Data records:
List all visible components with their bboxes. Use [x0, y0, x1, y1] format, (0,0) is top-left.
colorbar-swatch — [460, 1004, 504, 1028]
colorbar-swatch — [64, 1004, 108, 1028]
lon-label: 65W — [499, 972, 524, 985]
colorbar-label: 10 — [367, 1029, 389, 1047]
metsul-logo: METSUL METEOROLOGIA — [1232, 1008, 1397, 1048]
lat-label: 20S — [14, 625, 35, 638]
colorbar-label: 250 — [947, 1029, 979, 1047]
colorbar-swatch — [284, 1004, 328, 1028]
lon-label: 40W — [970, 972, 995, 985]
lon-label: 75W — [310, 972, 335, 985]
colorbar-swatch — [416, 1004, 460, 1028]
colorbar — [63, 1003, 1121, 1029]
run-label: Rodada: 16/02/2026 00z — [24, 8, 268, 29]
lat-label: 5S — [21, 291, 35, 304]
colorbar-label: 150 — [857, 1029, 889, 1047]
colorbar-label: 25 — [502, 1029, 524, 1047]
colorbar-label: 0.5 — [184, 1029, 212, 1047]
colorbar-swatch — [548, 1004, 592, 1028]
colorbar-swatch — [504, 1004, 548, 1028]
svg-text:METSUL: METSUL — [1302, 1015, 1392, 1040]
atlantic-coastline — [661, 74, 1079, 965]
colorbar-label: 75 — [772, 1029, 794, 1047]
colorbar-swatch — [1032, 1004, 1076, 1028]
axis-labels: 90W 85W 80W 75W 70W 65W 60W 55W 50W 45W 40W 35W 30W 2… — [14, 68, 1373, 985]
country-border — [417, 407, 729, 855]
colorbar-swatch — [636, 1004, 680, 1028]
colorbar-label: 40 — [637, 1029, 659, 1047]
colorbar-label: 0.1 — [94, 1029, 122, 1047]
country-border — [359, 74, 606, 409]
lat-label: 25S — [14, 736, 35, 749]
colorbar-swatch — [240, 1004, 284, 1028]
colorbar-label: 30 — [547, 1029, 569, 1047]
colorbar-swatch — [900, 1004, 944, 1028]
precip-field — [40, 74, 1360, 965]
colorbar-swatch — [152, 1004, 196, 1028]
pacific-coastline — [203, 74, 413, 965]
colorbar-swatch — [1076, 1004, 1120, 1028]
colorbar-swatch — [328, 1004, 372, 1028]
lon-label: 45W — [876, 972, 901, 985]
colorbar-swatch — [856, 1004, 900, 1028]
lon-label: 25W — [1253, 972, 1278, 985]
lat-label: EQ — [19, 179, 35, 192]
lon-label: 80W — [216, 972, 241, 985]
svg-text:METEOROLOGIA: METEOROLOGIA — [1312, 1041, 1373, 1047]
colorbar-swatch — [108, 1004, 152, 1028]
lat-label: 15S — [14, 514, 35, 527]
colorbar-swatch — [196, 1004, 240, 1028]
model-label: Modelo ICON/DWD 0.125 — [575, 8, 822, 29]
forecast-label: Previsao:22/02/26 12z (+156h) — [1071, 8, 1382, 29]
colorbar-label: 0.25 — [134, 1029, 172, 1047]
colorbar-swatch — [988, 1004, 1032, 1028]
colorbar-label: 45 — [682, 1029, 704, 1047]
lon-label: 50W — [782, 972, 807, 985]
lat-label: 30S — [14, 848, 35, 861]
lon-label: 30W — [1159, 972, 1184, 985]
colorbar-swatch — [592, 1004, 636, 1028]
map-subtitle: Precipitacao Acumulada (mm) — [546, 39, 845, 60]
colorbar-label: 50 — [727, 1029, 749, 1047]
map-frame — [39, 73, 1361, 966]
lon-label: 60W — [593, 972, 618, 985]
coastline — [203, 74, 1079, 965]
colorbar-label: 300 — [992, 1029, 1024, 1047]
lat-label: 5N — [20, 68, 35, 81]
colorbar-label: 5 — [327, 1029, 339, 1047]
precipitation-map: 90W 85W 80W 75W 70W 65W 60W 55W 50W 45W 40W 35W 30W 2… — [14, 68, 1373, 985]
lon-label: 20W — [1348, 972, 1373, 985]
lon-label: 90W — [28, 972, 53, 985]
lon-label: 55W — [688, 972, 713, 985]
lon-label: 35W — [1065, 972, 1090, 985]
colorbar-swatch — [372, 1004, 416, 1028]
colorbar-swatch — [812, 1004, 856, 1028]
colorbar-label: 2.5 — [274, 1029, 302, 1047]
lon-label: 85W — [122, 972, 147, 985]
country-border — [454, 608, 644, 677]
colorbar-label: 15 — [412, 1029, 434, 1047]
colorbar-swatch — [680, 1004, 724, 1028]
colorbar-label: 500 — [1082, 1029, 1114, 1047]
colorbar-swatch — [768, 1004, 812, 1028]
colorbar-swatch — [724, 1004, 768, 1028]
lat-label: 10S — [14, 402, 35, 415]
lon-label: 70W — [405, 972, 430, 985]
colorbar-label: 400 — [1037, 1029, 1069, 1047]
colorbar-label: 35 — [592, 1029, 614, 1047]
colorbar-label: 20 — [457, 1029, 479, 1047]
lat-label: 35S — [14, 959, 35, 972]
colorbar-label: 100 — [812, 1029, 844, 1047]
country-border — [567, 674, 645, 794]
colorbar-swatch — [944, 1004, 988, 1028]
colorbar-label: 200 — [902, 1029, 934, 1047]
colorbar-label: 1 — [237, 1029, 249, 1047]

**Your task:**
Change every occurrence of "lon-label" in the data above to "longitude-label", and reproduce all the lines otherwise unchanged.

**Result below:**
List all visible components with their bboxes. Use [x0, y0, x1, y1] format, (0,0) is top-left.
colorbar-swatch — [460, 1004, 504, 1028]
colorbar-swatch — [64, 1004, 108, 1028]
longitude-label: 65W — [499, 972, 524, 985]
colorbar-label: 10 — [367, 1029, 389, 1047]
metsul-logo: METSUL METEOROLOGIA — [1232, 1008, 1397, 1048]
lat-label: 20S — [14, 625, 35, 638]
colorbar-label: 250 — [947, 1029, 979, 1047]
colorbar-swatch — [284, 1004, 328, 1028]
longitude-label: 40W — [970, 972, 995, 985]
longitude-label: 75W — [310, 972, 335, 985]
colorbar-swatch — [416, 1004, 460, 1028]
colorbar — [63, 1003, 1121, 1029]
run-label: Rodada: 16/02/2026 00z — [24, 8, 268, 29]
lat-label: 5S — [21, 291, 35, 304]
colorbar-label: 150 — [857, 1029, 889, 1047]
colorbar-label: 25 — [502, 1029, 524, 1047]
colorbar-label: 0.5 — [184, 1029, 212, 1047]
colorbar-swatch — [548, 1004, 592, 1028]
colorbar-swatch — [504, 1004, 548, 1028]
svg-text:METSUL: METSUL — [1302, 1015, 1392, 1040]
atlantic-coastline — [661, 74, 1079, 965]
colorbar-label: 75 — [772, 1029, 794, 1047]
colorbar-swatch — [1032, 1004, 1076, 1028]
axis-labels: 90W 85W 80W 75W 70W 65W 60W 55W 50W 45W 40W 35W 30W 2… — [14, 68, 1373, 985]
country-border — [417, 407, 729, 855]
colorbar-swatch — [636, 1004, 680, 1028]
colorbar-label: 40 — [637, 1029, 659, 1047]
colorbar-label: 0.1 — [94, 1029, 122, 1047]
country-border — [359, 74, 606, 409]
lat-label: 25S — [14, 736, 35, 749]
colorbar-swatch — [240, 1004, 284, 1028]
colorbar-label: 30 — [547, 1029, 569, 1047]
colorbar-swatch — [900, 1004, 944, 1028]
precip-field — [40, 74, 1360, 965]
colorbar-swatch — [152, 1004, 196, 1028]
pacific-coastline — [203, 74, 413, 965]
colorbar-swatch — [1076, 1004, 1120, 1028]
colorbar-swatch — [328, 1004, 372, 1028]
longitude-label: 45W — [876, 972, 901, 985]
colorbar-swatch — [856, 1004, 900, 1028]
longitude-label: 25W — [1253, 972, 1278, 985]
lat-label: EQ — [19, 179, 35, 192]
longitude-label: 80W — [216, 972, 241, 985]
svg-text:METEOROLOGIA: METEOROLOGIA — [1312, 1041, 1373, 1047]
colorbar-swatch — [108, 1004, 152, 1028]
lat-label: 15S — [14, 514, 35, 527]
colorbar-swatch — [196, 1004, 240, 1028]
model-label: Modelo ICON/DWD 0.125 — [575, 8, 822, 29]
forecast-label: Previsao:22/02/26 12z (+156h) — [1071, 8, 1382, 29]
colorbar-label: 0.25 — [134, 1029, 172, 1047]
colorbar-swatch — [988, 1004, 1032, 1028]
colorbar-label: 45 — [682, 1029, 704, 1047]
longitude-label: 50W — [782, 972, 807, 985]
lat-label: 30S — [14, 848, 35, 861]
longitude-label: 30W — [1159, 972, 1184, 985]
colorbar-swatch — [592, 1004, 636, 1028]
map-subtitle: Precipitacao Acumulada (mm) — [546, 39, 845, 60]
colorbar-label: 50 — [727, 1029, 749, 1047]
map-frame — [39, 73, 1361, 966]
longitude-label: 60W — [593, 972, 618, 985]
coastline — [203, 74, 1079, 965]
colorbar-label: 300 — [992, 1029, 1024, 1047]
lat-label: 5N — [20, 68, 35, 81]
colorbar-label: 5 — [327, 1029, 339, 1047]
precipitation-map: 90W 85W 80W 75W 70W 65W 60W 55W 50W 45W 40W 35W 30W 2… — [14, 68, 1373, 985]
longitude-label: 20W — [1348, 972, 1373, 985]
longitude-label: 90W — [28, 972, 53, 985]
longitude-label: 55W — [688, 972, 713, 985]
longitude-label: 35W — [1065, 972, 1090, 985]
colorbar-swatch — [372, 1004, 416, 1028]
colorbar-swatch — [812, 1004, 856, 1028]
colorbar-label: 2.5 — [274, 1029, 302, 1047]
longitude-label: 85W — [122, 972, 147, 985]
country-border — [454, 608, 644, 677]
colorbar-label: 15 — [412, 1029, 434, 1047]
colorbar-swatch — [680, 1004, 724, 1028]
colorbar-label: 500 — [1082, 1029, 1114, 1047]
colorbar-swatch — [768, 1004, 812, 1028]
colorbar-swatch — [724, 1004, 768, 1028]
lat-label: 10S — [14, 402, 35, 415]
longitude-label: 70W — [405, 972, 430, 985]
colorbar-label: 400 — [1037, 1029, 1069, 1047]
colorbar-label: 35 — [592, 1029, 614, 1047]
colorbar-label: 20 — [457, 1029, 479, 1047]
lat-label: 35S — [14, 959, 35, 972]
colorbar-label: 100 — [812, 1029, 844, 1047]
country-border — [567, 674, 645, 794]
colorbar-swatch — [944, 1004, 988, 1028]
colorbar-label: 200 — [902, 1029, 934, 1047]
colorbar-label: 1 — [237, 1029, 249, 1047]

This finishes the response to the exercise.